== Records shown ==

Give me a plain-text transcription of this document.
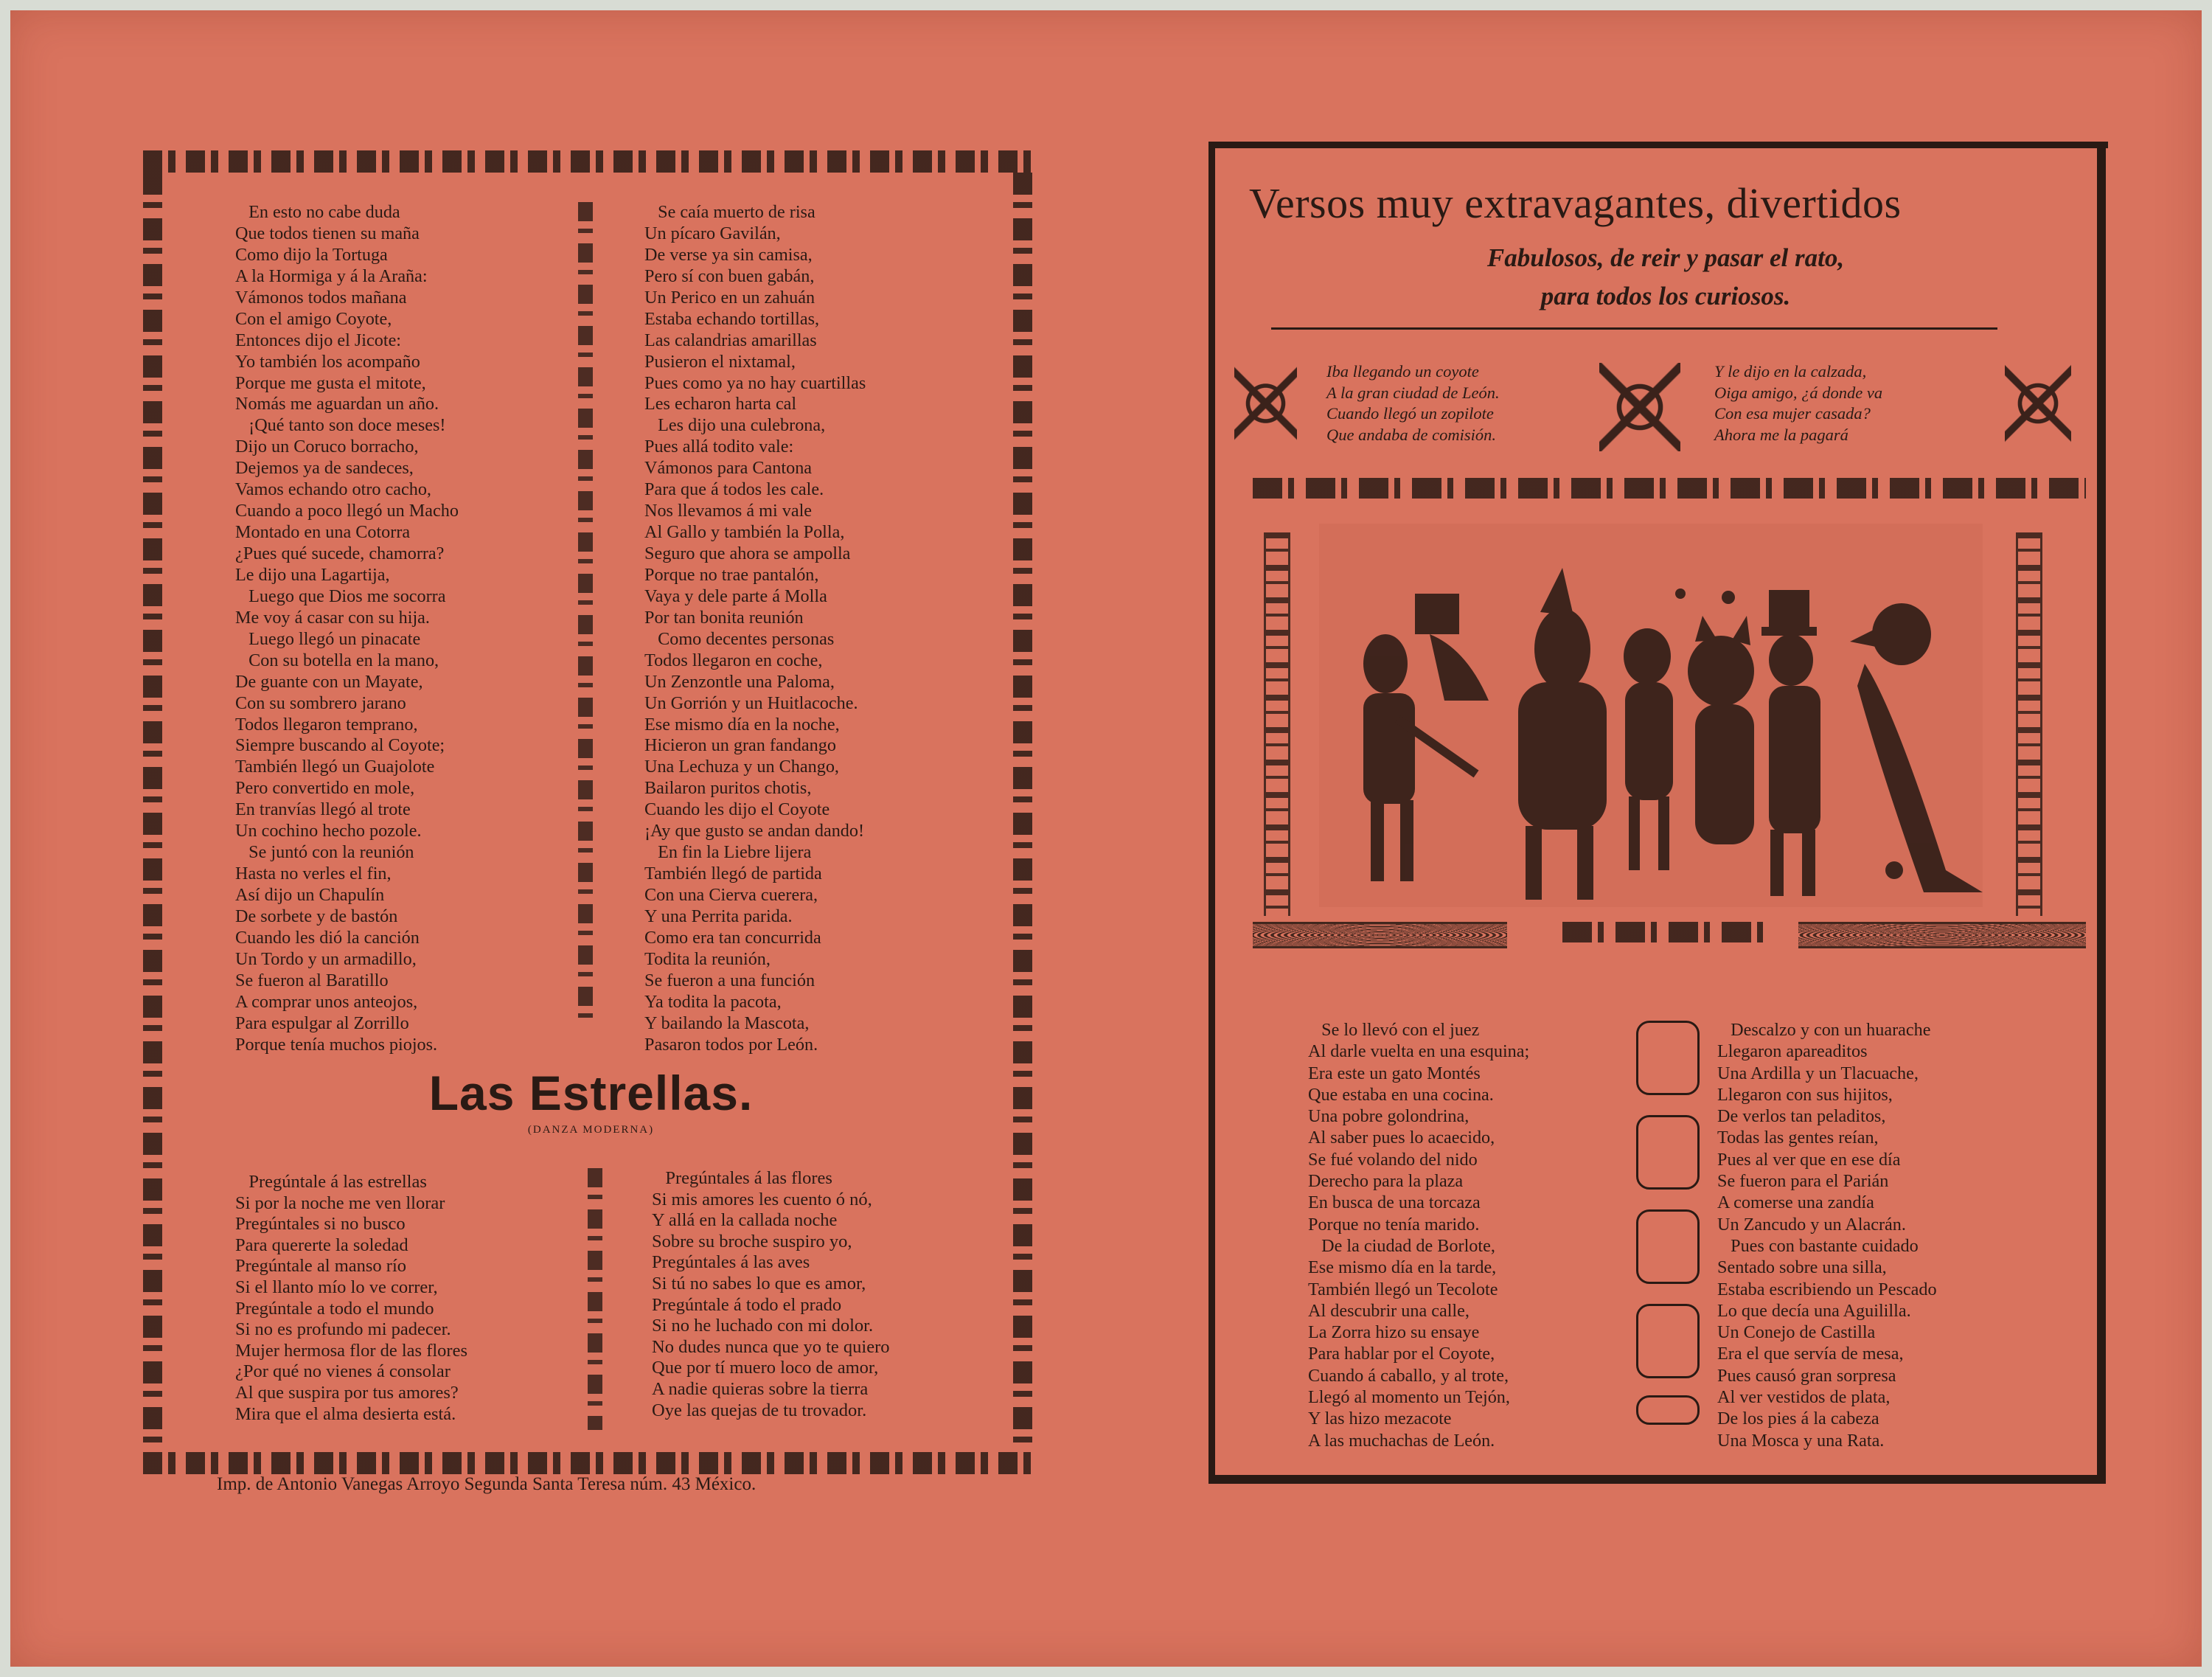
En esto no cabe duda
Que todos tienen su maña
Como dijo la Tortuga
A la Hormiga y á la Araña:
Vámonos todos mañana
Con el amigo Coyote,
Entonces dijo el Jicote:
Yo también los acompaño
Porque me gusta el mitote,
Nomás me aguardan un año.
¡Qué tanto son doce meses!
Dijo un Coruco borracho,
Dejemos ya de sandeces,
Vamos echando otro cacho,
Cuando a poco llegó un Macho
Montado en una Cotorra
¿Pues qué sucede, chamorra?
Le dijo una Lagartija,
Luego que Dios me socorra
Me voy á casar con su hija.
Luego llegó un pinacate
Con su botella en la mano,
De guante con un Mayate,
Con su sombrero jarano
Todos llegaron temprano,
Siempre buscando al Coyote;
También llegó un Guajolote
Pero convertido en mole,
En tranvías llegó al trote
Un cochino hecho pozole.
Se juntó con la reunión
Hasta no verles el fin,
Así dijo un Chapulín
De sorbete y de bastón
Cuando les dió la canción
Un Tordo y un armadillo,
Se fueron al Baratillo
A comprar unos anteojos,
Para espulgar al Zorrillo
Porque tenía muchos piojos.
Se caía muerto de risa
Un pícaro Gavilán,
De verse ya sin camisa,
Pero sí con buen gabán,
Un Perico en un zahuán
Estaba echando tortillas,
Las calandrias amarillas
Pusieron el nixtamal,
Pues como ya no hay cuartillas
Les echaron harta cal
Les dijo una culebrona,
Pues allá todito vale:
Vámonos para Cantona
Para que á todos les cale.
Nos llevamos á mi vale
Al Gallo y también la Polla,
Seguro que ahora se ampolla
Porque no trae pantalón,
Vaya y dele parte á Molla
Por tan bonita reunión
Como decentes personas
Todos llegaron en coche,
Un Zenzontle una Paloma,
Un Gorrión y un Huitlacoche.
Ese mismo día en la noche,
Hicieron un gran fandango
Una Lechuza y un Chango,
Bailaron puritos chotis,
Cuando les dijo el Coyote
¡Ay que gusto se andan dando!
En fin la Liebre lijera
También llegó de partida
Con una Cierva cuerera,
Y una Perrita parida.
Como era tan concurrida
Todita la reunión,
Se fueron a una función
Ya todita la pacota,
Y bailando la Mascota,
Pasaron todos por León.
Las Estrellas.
(DANZA MODERNA)
Pregúntale á las estrellas
Si por la noche me ven llorar
Pregúntales si no busco
Para quererte la soledad
Pregúntale al manso río
Si el llanto mío lo ve correr,
Pregúntale a todo el mundo
Si no es profundo mi padecer.
Mujer hermosa flor de las flores
¿Por qué no vienes á consolar
Al que suspira por tus amores?
Mira que el alma desierta está.
Pregúntales á las flores
Si mis amores les cuento ó nó,
Y allá en la callada noche
Sobre su broche suspiro yo,
Pregúntales á las aves
Si tú no sabes lo que es amor,
Pregúntale á todo el prado
Si no he luchado con mi dolor.
No dudes nunca que yo te quiero
Que por tí muero loco de amor,
A nadie quieras sobre la tierra
Oye las quejas de tu trovador.
Imp. de Antonio Vanegas Arroyo Segunda Santa Teresa núm. 43 México.
Versos muy extravagantes, divertidos
Fabulosos, de reir y pasar el rato,
para todos los curiosos.
Iba llegando un coyote
A la gran ciudad de León.
Cuando llegó un zopilote
Que andaba de comisión.
Y le dijo en la calzada,
Oiga amigo, ¿á donde va
Con esa mujer casada?
Ahora me la pagará
Se lo llevó con el juez
Al darle vuelta en una esquina;
Era este un gato Montés
Que estaba en una cocina.
Una pobre golondrina,
Al saber pues lo acaecido,
Se fué volando del nido
Derecho para la plaza
En busca de una torcaza
Porque no tenía marido.
De la ciudad de Borlote,
Ese mismo día en la tarde,
También llegó un Tecolote
Al descubrir una calle,
La Zorra hizo su ensaye
Para hablar por el Coyote,
Cuando á caballo, y al trote,
Llegó al momento un Tejón,
Y las hizo mezacote
A las muchachas de León.
Descalzo y con un huarache
Llegaron apareaditos
Una Ardilla y un Tlacuache,
Llegaron con sus hijitos,
De verlos tan peladitos,
Todas las gentes reían,
Pues al ver que en ese día
Se fueron para el Parián
A comerse una zandía
Un Zancudo y un Alacrán.
Pues con bastante cuidado
Sentado sobre una silla,
Estaba escribiendo un Pescado
Lo que decía una Aguililla.
Un Conejo de Castilla
Era el que servía de mesa,
Pues causó gran sorpresa
Al ver vestidos de plata,
De los pies á la cabeza
Una Mosca y una Rata.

===

◆ What to produce
Go through the data above and transcribe it in full, omitting any image.

◆ Solution
Give me a plain-text transcription of this document.
En esto no cabe duda
Que todos tienen su maña
Como dijo la Tortuga
A la Hormiga y á la Araña:
Vámonos todos mañana
Con el amigo Coyote,
Entonces dijo el Jicote:
Yo también los acompaño
Porque me gusta el mitote,
Nomás me aguardan un año.
¡Qué tanto son doce meses!
Dijo un Coruco borracho,
Dejemos ya de sandeces,
Vamos echando otro cacho,
Cuando a poco llegó un Macho
Montado en una Cotorra
¿Pues qué sucede, chamorra?
Le dijo una Lagartija,
Luego que Dios me socorra
Me voy á casar con su hija.
Luego llegó un pinacate
Con su botella en la mano,
De guante con un Mayate,
Con su sombrero jarano
Todos llegaron temprano,
Siempre buscando al Coyote;
También llegó un Guajolote
Pero convertido en mole,
En tranvías llegó al trote
Un cochino hecho pozole.
Se juntó con la reunión
Hasta no verles el fin,
Así dijo un Chapulín
De sorbete y de bastón
Cuando les dió la canción
Un Tordo y un armadillo,
Se fueron al Baratillo
A comprar unos anteojos,
Para espulgar al Zorrillo
Porque tenía muchos piojos.
Se caía muerto de risa
Un pícaro Gavilán,
De verse ya sin camisa,
Pero sí con buen gabán,
Un Perico en un zahuán
Estaba echando tortillas,
Las calandrias amarillas
Pusieron el nixtamal,
Pues como ya no hay cuartillas
Les echaron harta cal
Les dijo una culebrona,
Pues allá todito vale:
Vámonos para Cantona
Para que á todos les cale.
Nos llevamos á mi vale
Al Gallo y también la Polla,
Seguro que ahora se ampolla
Porque no trae pantalón,
Vaya y dele parte á Molla
Por tan bonita reunión
Como decentes personas
Todos llegaron en coche,
Un Zenzontle una Paloma,
Un Gorrión y un Huitlacoche.
Ese mismo día en la noche,
Hicieron un gran fandango
Una Lechuza y un Chango,
Bailaron puritos chotis,
Cuando les dijo el Coyote
¡Ay que gusto se andan dando!
En fin la Liebre lijera
También llegó de partida
Con una Cierva cuerera,
Y una Perrita parida.
Como era tan concurrida
Todita la reunión,
Se fueron a una función
Ya todita la pacota,
Y bailando la Mascota,
Pasaron todos por León.
Las Estrellas.
(DANZA MODERNA)
Pregúntale á las estrellas
Si por la noche me ven llorar
Pregúntales si no busco
Para quererte la soledad
Pregúntale al manso río
Si el llanto mío lo ve correr,
Pregúntale a todo el mundo
Si no es profundo mi padecer.
Mujer hermosa flor de las flores
¿Por qué no vienes á consolar
Al que suspira por tus amores?
Mira que el alma desierta está.
Pregúntales á las flores
Si mis amores les cuento ó nó,
Y allá en la callada noche
Sobre su broche suspiro yo,
Pregúntales á las aves
Si tú no sabes lo que es amor,
Pregúntale á todo el prado
Si no he luchado con mi dolor.
No dudes nunca que yo te quiero
Que por tí muero loco de amor,
A nadie quieras sobre la tierra
Oye las quejas de tu trovador.
Imp. de Antonio Vanegas Arroyo Segunda Santa Teresa núm. 43 México.
Versos muy extravagantes, divertidos
Fabulosos, de reir y pasar el rato,
para todos los curiosos.
Iba llegando un coyote
A la gran ciudad de León.
Cuando llegó un zopilote
Que andaba de comisión.
Y le dijo en la calzada,
Oiga amigo, ¿á donde va
Con esa mujer casada?
Ahora me la pagará
Se lo llevó con el juez
Al darle vuelta en una esquina;
Era este un gato Montés
Que estaba en una cocina.
Una pobre golondrina,
Al saber pues lo acaecido,
Se fué volando del nido
Derecho para la plaza
En busca de una torcaza
Porque no tenía marido.
De la ciudad de Borlote,
Ese mismo día en la tarde,
También llegó un Tecolote
Al descubrir una calle,
La Zorra hizo su ensaye
Para hablar por el Coyote,
Cuando á caballo, y al trote,
Llegó al momento un Tejón,
Y las hizo mezacote
A las muchachas de León.
Descalzo y con un huarache
Llegaron apareaditos
Una Ardilla y un Tlacuache,
Llegaron con sus hijitos,
De verlos tan peladitos,
Todas las gentes reían,
Pues al ver que en ese día
Se fueron para el Parián
A comerse una zandía
Un Zancudo y un Alacrán.
Pues con bastante cuidado
Sentado sobre una silla,
Estaba escribiendo un Pescado
Lo que decía una Aguililla.
Un Conejo de Castilla
Era el que servía de mesa,
Pues causó gran sorpresa
Al ver vestidos de plata,
De los pies á la cabeza
Una Mosca y una Rata.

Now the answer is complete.